• _Task details_: Your task is to transcribe all of the data below exactly, omitting the images.

----

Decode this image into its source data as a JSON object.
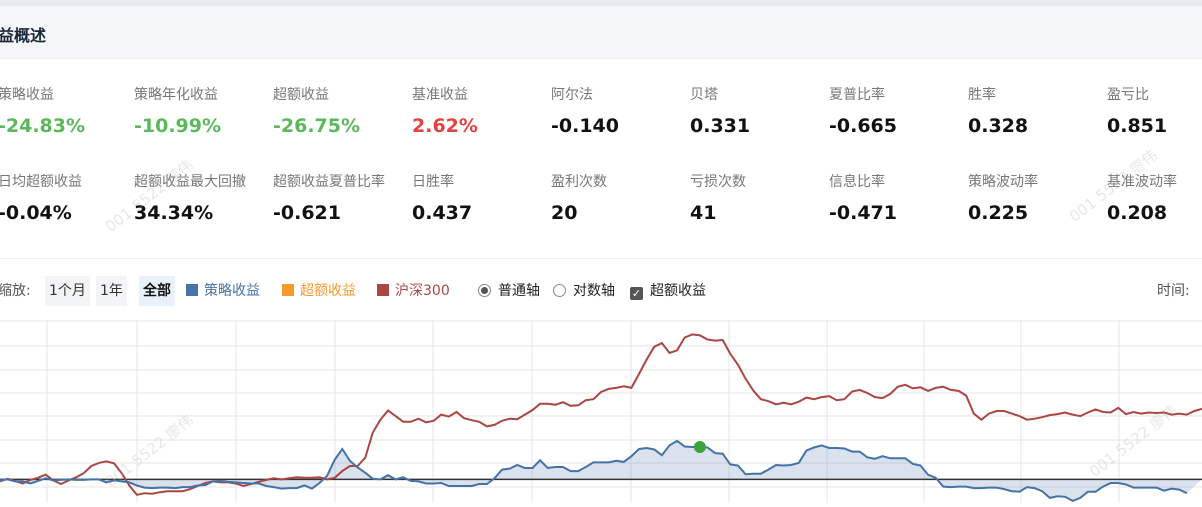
{
  "section": {
    "title": "益概述"
  },
  "metrics": [
    {
      "label": "策略收益",
      "value": "-24.83%",
      "tone": "green"
    },
    {
      "label": "策略年化收益",
      "value": "-10.99%",
      "tone": "green"
    },
    {
      "label": "超额收益",
      "value": "-26.75%",
      "tone": "green"
    },
    {
      "label": "基准收益",
      "value": "2.62%",
      "tone": "red"
    },
    {
      "label": "阿尔法",
      "value": "-0.140",
      "tone": ""
    },
    {
      "label": "贝塔",
      "value": "0.331",
      "tone": ""
    },
    {
      "label": "夏普比率",
      "value": "-0.665",
      "tone": ""
    },
    {
      "label": "胜率",
      "value": "0.328",
      "tone": ""
    },
    {
      "label": "盈亏比",
      "value": "0.851",
      "tone": ""
    },
    {
      "label": "日均超额收益",
      "value": "-0.04%",
      "tone": ""
    },
    {
      "label": "超额收益最大回撤",
      "value": "34.34%",
      "tone": ""
    },
    {
      "label": "超额收益夏普比率",
      "value": "-0.621",
      "tone": ""
    },
    {
      "label": "日胜率",
      "value": "0.437",
      "tone": ""
    },
    {
      "label": "盈利次数",
      "value": "20",
      "tone": ""
    },
    {
      "label": "亏损次数",
      "value": "41",
      "tone": ""
    },
    {
      "label": "信息比率",
      "value": "-0.471",
      "tone": ""
    },
    {
      "label": "策略波动率",
      "value": "0.225",
      "tone": ""
    },
    {
      "label": "基准波动率",
      "value": "0.208",
      "tone": ""
    }
  ],
  "controls": {
    "zoom_label": "缩放:",
    "zoom_1m": "1个月",
    "zoom_1y": "1年",
    "zoom_all": "全部",
    "legend_strategy": "策略收益",
    "legend_excess": "超额收益",
    "legend_benchmark": "沪深300",
    "axis_normal": "普通轴",
    "axis_log": "对数轴",
    "excess_toggle": "超额收益",
    "time_label": "时间:"
  },
  "watermarks": [
    "001 5522 廖伟",
    "001 5522 廖伟",
    "001 5522 廖伟"
  ],
  "colors": {
    "strategy": "#4572a7",
    "excess": "#f79a2e",
    "benchmark": "#aa4643",
    "positive": "#5cb85c",
    "negative": "#e04343"
  },
  "chart_data": {
    "type": "line",
    "series": [
      {
        "name": "沪深300",
        "values": [
          -0.4,
          0.1,
          -0.3,
          -0.8,
          -0.1,
          0.3,
          0.9,
          -0.2,
          -0.9,
          -0.2,
          0.4,
          1.2,
          2.6,
          3.2,
          3.5,
          3.1,
          1.2,
          -1.2,
          -3.0,
          -2.7,
          -2.8,
          -2.5,
          -2.3,
          -2.3,
          -2.3,
          -1.9,
          -1.3,
          -0.7,
          -0.4,
          -0.6,
          -0.6,
          -0.8,
          -1.3,
          -0.9,
          -0.5,
          -0.1,
          0.2,
          0.0,
          0.2,
          0.4,
          0.3,
          0.3,
          0.4,
          0.0,
          0.3,
          1.6,
          2.6,
          2.6,
          4.2,
          9.1,
          11.6,
          13.4,
          12.3,
          11.2,
          11.2,
          11.8,
          11.1,
          11.4,
          12.6,
          12.2,
          13.1,
          11.9,
          11.5,
          11.2,
          10.3,
          10.6,
          11.4,
          11.8,
          11.7,
          12.6,
          13.5,
          14.7,
          14.7,
          14.5,
          15.0,
          14.3,
          14.4,
          15.4,
          15.6,
          17.0,
          17.6,
          17.8,
          18.1,
          17.8,
          20.5,
          23.3,
          25.8,
          26.5,
          24.6,
          25.1,
          27.6,
          28.2,
          28.0,
          27.2,
          27.0,
          27.1,
          24.4,
          22.3,
          19.6,
          17.3,
          15.6,
          15.2,
          14.6,
          14.9,
          14.6,
          15.1,
          15.9,
          15.6,
          16.0,
          16.2,
          15.4,
          15.6,
          17.1,
          17.4,
          16.8,
          16.0,
          15.8,
          16.6,
          18.0,
          18.4,
          17.7,
          17.9,
          17.2,
          17.8,
          18.0,
          17.4,
          17.2,
          16.3,
          12.8,
          11.6,
          12.8,
          13.3,
          13.3,
          12.8,
          12.3,
          11.6,
          11.8,
          12.1,
          12.5,
          12.7,
          13.0,
          12.6,
          12.3,
          13.0,
          13.6,
          13.1,
          13.0,
          13.9,
          12.7,
          13.1,
          12.8,
          13.0,
          12.9,
          13.0,
          12.6,
          12.8,
          12.6,
          13.3,
          13.7
        ]
      },
      {
        "name": "策略收益",
        "values": [
          -0.2,
          0.0,
          -0.4,
          -0.4,
          -0.8,
          -0.3,
          0.2,
          -0.2,
          -0.1,
          0.0,
          -0.1,
          -0.1,
          0.0,
          0.0,
          -0.6,
          -0.2,
          -0.4,
          -0.6,
          -1.2,
          -1.6,
          -1.7,
          -1.6,
          -1.6,
          -1.7,
          -1.5,
          -1.5,
          -1.2,
          -1.1,
          -0.4,
          -0.3,
          -0.5,
          -0.6,
          -0.7,
          -0.8,
          -0.8,
          -1.3,
          -1.5,
          -1.8,
          -1.7,
          -1.7,
          -1.2,
          -1.8,
          -0.7,
          0.7,
          3.8,
          5.9,
          3.6,
          2.3,
          1.3,
          0.1,
          0.0,
          0.8,
          0.0,
          0.4,
          -0.3,
          -0.4,
          -0.8,
          -0.8,
          -0.7,
          -1.3,
          -1.3,
          -1.3,
          -1.3,
          -0.9,
          -0.9,
          0.2,
          1.9,
          2.1,
          2.8,
          2.2,
          2.2,
          3.7,
          2.2,
          2.4,
          2.4,
          1.6,
          1.6,
          2.4,
          3.3,
          3.3,
          3.3,
          3.6,
          3.4,
          4.5,
          5.9,
          6.1,
          5.8,
          4.7,
          6.6,
          7.5,
          6.4,
          6.3,
          6.3,
          6.2,
          5.1,
          5.0,
          2.9,
          2.7,
          1.0,
          1.1,
          1.1,
          1.9,
          2.8,
          2.7,
          2.8,
          3.2,
          5.6,
          6.2,
          6.6,
          6.1,
          6.1,
          6.0,
          5.4,
          5.4,
          4.3,
          4.0,
          4.5,
          4.1,
          4.1,
          4.1,
          3.0,
          2.7,
          0.9,
          0.3,
          -1.4,
          -1.5,
          -1.4,
          -1.4,
          -1.7,
          -1.7,
          -1.6,
          -1.6,
          -1.9,
          -2.3,
          -2.4,
          -1.5,
          -1.7,
          -2.3,
          -3.6,
          -3.3,
          -3.4,
          -4.2,
          -3.6,
          -2.4,
          -2.4,
          -1.4,
          -0.7,
          -0.7,
          -1.0,
          -1.6,
          -1.6,
          -1.6,
          -1.6,
          -2.2,
          -1.8,
          -2.0,
          -2.7
        ]
      }
    ],
    "highlight_point": {
      "series": "策略收益",
      "index": 92,
      "marker": "green-dot"
    },
    "baseline": 0,
    "ylim": [
      -4.6,
      31
    ],
    "grid": true
  }
}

----

• _Written answer_:
Decode this image into its source data as a JSON object.
{
  "section": {
    "title": "益概述"
  },
  "metrics": [
    {
      "label": "策略收益",
      "value": "-24.83%",
      "tone": "green"
    },
    {
      "label": "策略年化收益",
      "value": "-10.99%",
      "tone": "green"
    },
    {
      "label": "超额收益",
      "value": "-26.75%",
      "tone": "green"
    },
    {
      "label": "基准收益",
      "value": "2.62%",
      "tone": "red"
    },
    {
      "label": "阿尔法",
      "value": "-0.140",
      "tone": ""
    },
    {
      "label": "贝塔",
      "value": "0.331",
      "tone": ""
    },
    {
      "label": "夏普比率",
      "value": "-0.665",
      "tone": ""
    },
    {
      "label": "胜率",
      "value": "0.328",
      "tone": ""
    },
    {
      "label": "盈亏比",
      "value": "0.851",
      "tone": ""
    },
    {
      "label": "日均超额收益",
      "value": "-0.04%",
      "tone": ""
    },
    {
      "label": "超额收益最大回撤",
      "value": "34.34%",
      "tone": ""
    },
    {
      "label": "超额收益夏普比率",
      "value": "-0.621",
      "tone": ""
    },
    {
      "label": "日胜率",
      "value": "0.437",
      "tone": ""
    },
    {
      "label": "盈利次数",
      "value": "20",
      "tone": ""
    },
    {
      "label": "亏损次数",
      "value": "41",
      "tone": ""
    },
    {
      "label": "信息比率",
      "value": "-0.471",
      "tone": ""
    },
    {
      "label": "策略波动率",
      "value": "0.225",
      "tone": ""
    },
    {
      "label": "基准波动率",
      "value": "0.208",
      "tone": ""
    }
  ],
  "controls": {
    "zoom_label": "缩放:",
    "zoom_1m": "1个月",
    "zoom_1y": "1年",
    "zoom_all": "全部",
    "legend_strategy": "策略收益",
    "legend_excess": "超额收益",
    "legend_benchmark": "沪深300",
    "axis_normal": "普通轴",
    "axis_log": "对数轴",
    "excess_toggle": "超额收益",
    "time_label": "时间:"
  },
  "watermarks": [
    "001 5522 廖伟",
    "001 5522 廖伟",
    "001 5522 廖伟"
  ],
  "colors": {
    "strategy": "#4572a7",
    "excess": "#f79a2e",
    "benchmark": "#aa4643",
    "positive": "#5cb85c",
    "negative": "#e04343"
  },
  "chart_data": {
    "type": "line",
    "series": [
      {
        "name": "沪深300",
        "values": [
          -0.4,
          0.1,
          -0.3,
          -0.8,
          -0.1,
          0.3,
          0.9,
          -0.2,
          -0.9,
          -0.2,
          0.4,
          1.2,
          2.6,
          3.2,
          3.5,
          3.1,
          1.2,
          -1.2,
          -3.0,
          -2.7,
          -2.8,
          -2.5,
          -2.3,
          -2.3,
          -2.3,
          -1.9,
          -1.3,
          -0.7,
          -0.4,
          -0.6,
          -0.6,
          -0.8,
          -1.3,
          -0.9,
          -0.5,
          -0.1,
          0.2,
          0.0,
          0.2,
          0.4,
          0.3,
          0.3,
          0.4,
          0.0,
          0.3,
          1.6,
          2.6,
          2.6,
          4.2,
          9.1,
          11.6,
          13.4,
          12.3,
          11.2,
          11.2,
          11.8,
          11.1,
          11.4,
          12.6,
          12.2,
          13.1,
          11.9,
          11.5,
          11.2,
          10.3,
          10.6,
          11.4,
          11.8,
          11.7,
          12.6,
          13.5,
          14.7,
          14.7,
          14.5,
          15.0,
          14.3,
          14.4,
          15.4,
          15.6,
          17.0,
          17.6,
          17.8,
          18.1,
          17.8,
          20.5,
          23.3,
          25.8,
          26.5,
          24.6,
          25.1,
          27.6,
          28.2,
          28.0,
          27.2,
          27.0,
          27.1,
          24.4,
          22.3,
          19.6,
          17.3,
          15.6,
          15.2,
          14.6,
          14.9,
          14.6,
          15.1,
          15.9,
          15.6,
          16.0,
          16.2,
          15.4,
          15.6,
          17.1,
          17.4,
          16.8,
          16.0,
          15.8,
          16.6,
          18.0,
          18.4,
          17.7,
          17.9,
          17.2,
          17.8,
          18.0,
          17.4,
          17.2,
          16.3,
          12.8,
          11.6,
          12.8,
          13.3,
          13.3,
          12.8,
          12.3,
          11.6,
          11.8,
          12.1,
          12.5,
          12.7,
          13.0,
          12.6,
          12.3,
          13.0,
          13.6,
          13.1,
          13.0,
          13.9,
          12.7,
          13.1,
          12.8,
          13.0,
          12.9,
          13.0,
          12.6,
          12.8,
          12.6,
          13.3,
          13.7
        ]
      },
      {
        "name": "策略收益",
        "values": [
          -0.2,
          0.0,
          -0.4,
          -0.4,
          -0.8,
          -0.3,
          0.2,
          -0.2,
          -0.1,
          0.0,
          -0.1,
          -0.1,
          0.0,
          0.0,
          -0.6,
          -0.2,
          -0.4,
          -0.6,
          -1.2,
          -1.6,
          -1.7,
          -1.6,
          -1.6,
          -1.7,
          -1.5,
          -1.5,
          -1.2,
          -1.1,
          -0.4,
          -0.3,
          -0.5,
          -0.6,
          -0.7,
          -0.8,
          -0.8,
          -1.3,
          -1.5,
          -1.8,
          -1.7,
          -1.7,
          -1.2,
          -1.8,
          -0.7,
          0.7,
          3.8,
          5.9,
          3.6,
          2.3,
          1.3,
          0.1,
          0.0,
          0.8,
          0.0,
          0.4,
          -0.3,
          -0.4,
          -0.8,
          -0.8,
          -0.7,
          -1.3,
          -1.3,
          -1.3,
          -1.3,
          -0.9,
          -0.9,
          0.2,
          1.9,
          2.1,
          2.8,
          2.2,
          2.2,
          3.7,
          2.2,
          2.4,
          2.4,
          1.6,
          1.6,
          2.4,
          3.3,
          3.3,
          3.3,
          3.6,
          3.4,
          4.5,
          5.9,
          6.1,
          5.8,
          4.7,
          6.6,
          7.5,
          6.4,
          6.3,
          6.3,
          6.2,
          5.1,
          5.0,
          2.9,
          2.7,
          1.0,
          1.1,
          1.1,
          1.9,
          2.8,
          2.7,
          2.8,
          3.2,
          5.6,
          6.2,
          6.6,
          6.1,
          6.1,
          6.0,
          5.4,
          5.4,
          4.3,
          4.0,
          4.5,
          4.1,
          4.1,
          4.1,
          3.0,
          2.7,
          0.9,
          0.3,
          -1.4,
          -1.5,
          -1.4,
          -1.4,
          -1.7,
          -1.7,
          -1.6,
          -1.6,
          -1.9,
          -2.3,
          -2.4,
          -1.5,
          -1.7,
          -2.3,
          -3.6,
          -3.3,
          -3.4,
          -4.2,
          -3.6,
          -2.4,
          -2.4,
          -1.4,
          -0.7,
          -0.7,
          -1.0,
          -1.6,
          -1.6,
          -1.6,
          -1.6,
          -2.2,
          -1.8,
          -2.0,
          -2.7
        ]
      }
    ],
    "highlight_point": {
      "series": "策略收益",
      "index": 92,
      "marker": "green-dot"
    },
    "baseline": 0,
    "ylim": [
      -4.6,
      31
    ],
    "grid": true
  }
}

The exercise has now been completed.